[BEGIN Stored rows]

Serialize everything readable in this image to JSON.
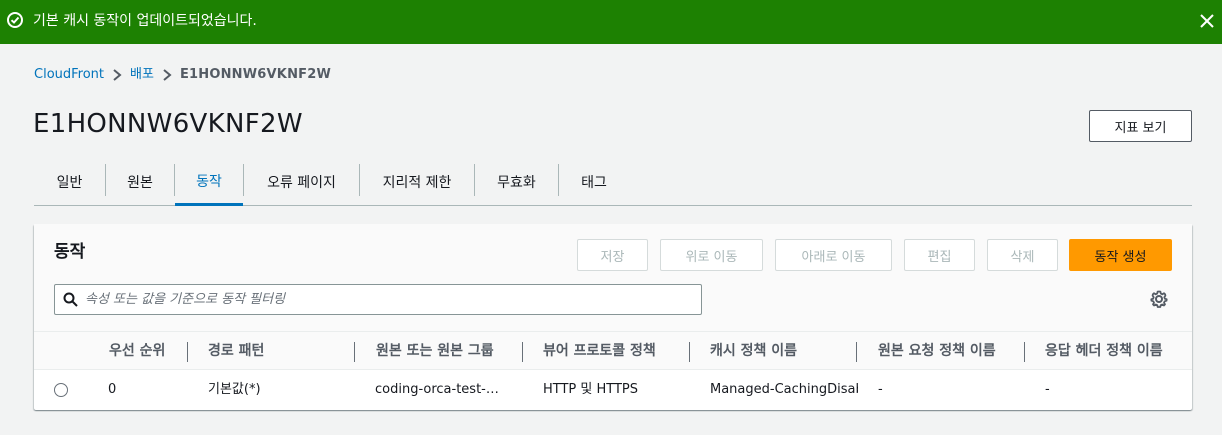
{
  "flash": {
    "message": "기본 캐시 동작이 업데이트되었습니다.",
    "color": "#1d8102"
  },
  "breadcrumb": [
    {
      "label": "CloudFront"
    },
    {
      "label": "배포"
    },
    {
      "label": "E1HONNW6VKNF2W"
    }
  ],
  "page": {
    "title": "E1HONNW6VKNF2W",
    "metrics_button": "지표 보기"
  },
  "tabs": [
    {
      "label": "일반"
    },
    {
      "label": "원본"
    },
    {
      "label": "동작"
    },
    {
      "label": "오류 페이지"
    },
    {
      "label": "지리적 제한"
    },
    {
      "label": "무효화"
    },
    {
      "label": "태그"
    }
  ],
  "active_tab": "동작",
  "behaviors": {
    "title": "동작",
    "buttons": {
      "save": "저장",
      "move_up": "위로 이동",
      "move_down": "아래로 이동",
      "edit": "편집",
      "delete": "삭제",
      "create": "동작 생성"
    },
    "filter_placeholder": "속성 또는 값을 기준으로 동작 필터링",
    "columns": [
      "우선 순위",
      "경로 패턴",
      "원본 또는 원본 그룹",
      "뷰어 프로토콜 정책",
      "캐시 정책 이름",
      "원본 요청 정책 이름",
      "응답 헤더 정책 이름"
    ],
    "rows": [
      [
        "0",
        "기본값(*)",
        "coding-orca-test-…",
        "HTTP 및 HTTPS",
        "Managed-CachingDisab",
        "-",
        "-"
      ]
    ]
  },
  "colors": {
    "accent": "#0073bb",
    "primary_button": "#ff9900",
    "success": "#1d8102"
  }
}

[END Stored rows]

## Objective
Would you mind returning each entry above word for word, skipping the images?

## Exercise result
Serialize everything readable in this image to JSON.
{
  "flash": {
    "message": "기본 캐시 동작이 업데이트되었습니다.",
    "color": "#1d8102"
  },
  "breadcrumb": [
    {
      "label": "CloudFront"
    },
    {
      "label": "배포"
    },
    {
      "label": "E1HONNW6VKNF2W"
    }
  ],
  "page": {
    "title": "E1HONNW6VKNF2W",
    "metrics_button": "지표 보기"
  },
  "tabs": [
    {
      "label": "일반"
    },
    {
      "label": "원본"
    },
    {
      "label": "동작"
    },
    {
      "label": "오류 페이지"
    },
    {
      "label": "지리적 제한"
    },
    {
      "label": "무효화"
    },
    {
      "label": "태그"
    }
  ],
  "active_tab": "동작",
  "behaviors": {
    "title": "동작",
    "buttons": {
      "save": "저장",
      "move_up": "위로 이동",
      "move_down": "아래로 이동",
      "edit": "편집",
      "delete": "삭제",
      "create": "동작 생성"
    },
    "filter_placeholder": "속성 또는 값을 기준으로 동작 필터링",
    "columns": [
      "우선 순위",
      "경로 패턴",
      "원본 또는 원본 그룹",
      "뷰어 프로토콜 정책",
      "캐시 정책 이름",
      "원본 요청 정책 이름",
      "응답 헤더 정책 이름"
    ],
    "rows": [
      [
        "0",
        "기본값(*)",
        "coding-orca-test-…",
        "HTTP 및 HTTPS",
        "Managed-CachingDisab",
        "-",
        "-"
      ]
    ]
  },
  "colors": {
    "accent": "#0073bb",
    "primary_button": "#ff9900",
    "success": "#1d8102"
  }
}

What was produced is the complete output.